Extract all of the entries and set them down verbatim.

## Start Input records

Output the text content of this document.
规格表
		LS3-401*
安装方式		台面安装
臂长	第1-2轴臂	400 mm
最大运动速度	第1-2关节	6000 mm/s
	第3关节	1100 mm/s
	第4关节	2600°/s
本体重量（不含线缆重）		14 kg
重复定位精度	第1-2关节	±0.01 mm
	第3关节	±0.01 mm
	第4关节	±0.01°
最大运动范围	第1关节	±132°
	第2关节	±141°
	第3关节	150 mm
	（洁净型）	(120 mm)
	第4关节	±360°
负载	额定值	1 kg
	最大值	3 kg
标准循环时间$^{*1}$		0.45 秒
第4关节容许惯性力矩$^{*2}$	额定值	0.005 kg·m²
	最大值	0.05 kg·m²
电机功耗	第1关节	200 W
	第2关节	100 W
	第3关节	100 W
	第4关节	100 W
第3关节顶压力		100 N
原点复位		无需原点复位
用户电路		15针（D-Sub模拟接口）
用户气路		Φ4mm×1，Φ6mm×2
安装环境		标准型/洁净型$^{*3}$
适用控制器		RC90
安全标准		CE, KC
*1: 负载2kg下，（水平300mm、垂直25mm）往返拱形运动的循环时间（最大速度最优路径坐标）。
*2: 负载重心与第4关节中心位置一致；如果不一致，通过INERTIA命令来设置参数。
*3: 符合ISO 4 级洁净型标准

## End Input records

◆ Worked answer ◆
Output the text content of this document.
规格表
		LS3-401*
安装方式		台面安装
臂长	第1-2轴臂	400 mm
最大运动速度	第1-2关节	6000 mm/s
	第3关节	1100 mm/s
	第4关节	2600°/s
本体重量（不含线缆重）		14 kg
重复定位精度	第1-2关节	±0.01 mm
	第3关节	±0.01 mm
	第4关节	±0.01°
最大运动范围	第1关节	±132°
	第2关节	±141°
	第3关节	150 mm
	（洁净型）	(120 mm)
	第4关节	±360°
负载	额定值	1 kg
	最大值	3 kg
标准循环时间$^{*1}$		0.45 秒
第4关节容许惯性力矩$^{*2}$	额定值	0.005 kg·m²
	最大值	0.05 kg·m²
电机功耗	第1关节	200 W
	第2关节	100 W
	第3关节	100 W
	第4关节	100 W
第3关节顶压力		100 N
原点复位		无需原点复位
用户电路		15针（D-Sub模拟接口）
用户气路		Φ4mm×1，Φ6mm×2
安装环境		标准型/洁净型$^{*3}$
适用控制器		RC90
安全标准		CE, KC
*1: 负载2kg下，（水平300mm、垂直25mm）往返拱形运动的循环时间（最大速度最优路径坐标）。
*2: 负载重心与第4关节中心位置一致；如果不一致，通过INERTIA命令来设置参数。
*3: 符合ISO 4 级洁净型标准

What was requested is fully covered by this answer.